» Stated task: Pictures stay out; everything else in the records below is copied exactly.

» Task input:

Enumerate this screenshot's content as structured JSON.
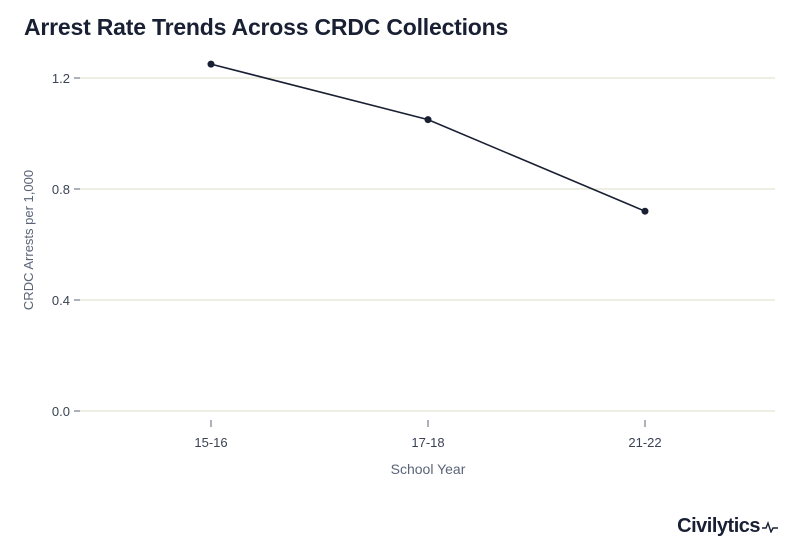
{
  "chart_data": {
    "type": "line",
    "title": "Arrest Rate Trends Across CRDC Collections",
    "xlabel": "School Year",
    "ylabel": "CRDC Arrests per 1,000",
    "categories": [
      "15-16",
      "17-18",
      "21-22"
    ],
    "series": [
      {
        "values": [
          1.25,
          1.05,
          0.72
        ]
      }
    ],
    "ylim": [
      0,
      1.2
    ],
    "yticks": [
      0.0,
      0.4,
      0.8,
      1.2
    ],
    "ytick_labels": [
      "0.0",
      "0.4",
      "0.8",
      "1.2"
    ],
    "grid": true,
    "colors": {
      "line": "#1a2033",
      "grid": "#dcdcc4",
      "axis_text": "#5a6478",
      "title": "#1a2033"
    }
  },
  "brand": {
    "name": "Civilytics"
  }
}
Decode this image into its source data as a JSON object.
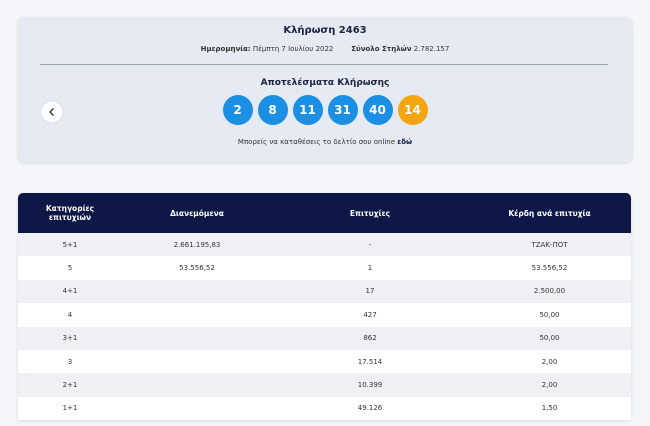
{
  "header": {
    "title": "Κλήρωση 2463",
    "date_label": "Ημερομηνία:",
    "date": "Πέμπτη 7 Ιουλίου 2022",
    "columns_label": "Σύνολο Στηλών",
    "columns": "2.782.157"
  },
  "results": {
    "title": "Αποτελέσματα Κλήρωσης",
    "numbers": [
      2,
      8,
      11,
      31,
      40
    ],
    "bonus": 14,
    "note": "Μπορείς να καταθέσεις το δελτίο σου online",
    "link": "εδώ"
  },
  "table": {
    "headers": [
      "Κατηγορίες επιτυχιών",
      "Διανεμόμενα",
      "Επιτυχίες",
      "Κέρδη ανά επιτυχία"
    ],
    "rows": [
      [
        "5+1",
        "2.661.195,83",
        "-",
        "ΤΖΑΚ-ΠΟΤ"
      ],
      [
        "5",
        "53.556,52",
        "1",
        "53.556,52"
      ],
      [
        "4+1",
        "",
        "17",
        "2.500,00"
      ],
      [
        "4",
        "",
        "427",
        "50,00"
      ],
      [
        "3+1",
        "",
        "862",
        "50,00"
      ],
      [
        "3",
        "",
        "17.514",
        "2,00"
      ],
      [
        "2+1",
        "",
        "10.399",
        "2,00"
      ],
      [
        "1+1",
        "",
        "49.126",
        "1,50"
      ]
    ]
  }
}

» Answer to this problem:
Enumerate this screenshot's content as structured JSON.
{
  "chart_data": {
    "type": "line",
    "title": "Arrest Rate Trends Across CRDC Collections",
    "xlabel": "School Year",
    "ylabel": "CRDC Arrests per 1,000",
    "categories": [
      "15-16",
      "17-18",
      "21-22"
    ],
    "series": [
      {
        "values": [
          1.25,
          1.05,
          0.72
        ]
      }
    ],
    "ylim": [
      0,
      1.2
    ],
    "yticks": [
      0.0,
      0.4,
      0.8,
      1.2
    ],
    "ytick_labels": [
      "0.0",
      "0.4",
      "0.8",
      "1.2"
    ],
    "grid": true,
    "colors": {
      "line": "#1a2033",
      "grid": "#dcdcc4",
      "axis_text": "#5a6478",
      "title": "#1a2033"
    }
  },
  "brand": {
    "name": "Civilytics"
  }
}
Decode this image into its source data as a JSON object.
{
  "header": {
    "title": "Κλήρωση 2463",
    "date_label": "Ημερομηνία:",
    "date": "Πέμπτη 7 Ιουλίου 2022",
    "columns_label": "Σύνολο Στηλών",
    "columns": "2.782.157"
  },
  "results": {
    "title": "Αποτελέσματα Κλήρωσης",
    "numbers": [
      2,
      8,
      11,
      31,
      40
    ],
    "bonus": 14,
    "note": "Μπορείς να καταθέσεις το δελτίο σου online",
    "link": "εδώ"
  },
  "table": {
    "headers": [
      "Κατηγορίες επιτυχιών",
      "Διανεμόμενα",
      "Επιτυχίες",
      "Κέρδη ανά επιτυχία"
    ],
    "rows": [
      [
        "5+1",
        "2.661.195,83",
        "-",
        "ΤΖΑΚ-ΠΟΤ"
      ],
      [
        "5",
        "53.556,52",
        "1",
        "53.556,52"
      ],
      [
        "4+1",
        "",
        "17",
        "2.500,00"
      ],
      [
        "4",
        "",
        "427",
        "50,00"
      ],
      [
        "3+1",
        "",
        "862",
        "50,00"
      ],
      [
        "3",
        "",
        "17.514",
        "2,00"
      ],
      [
        "2+1",
        "",
        "10.399",
        "2,00"
      ],
      [
        "1+1",
        "",
        "49.126",
        "1,50"
      ]
    ]
  }
}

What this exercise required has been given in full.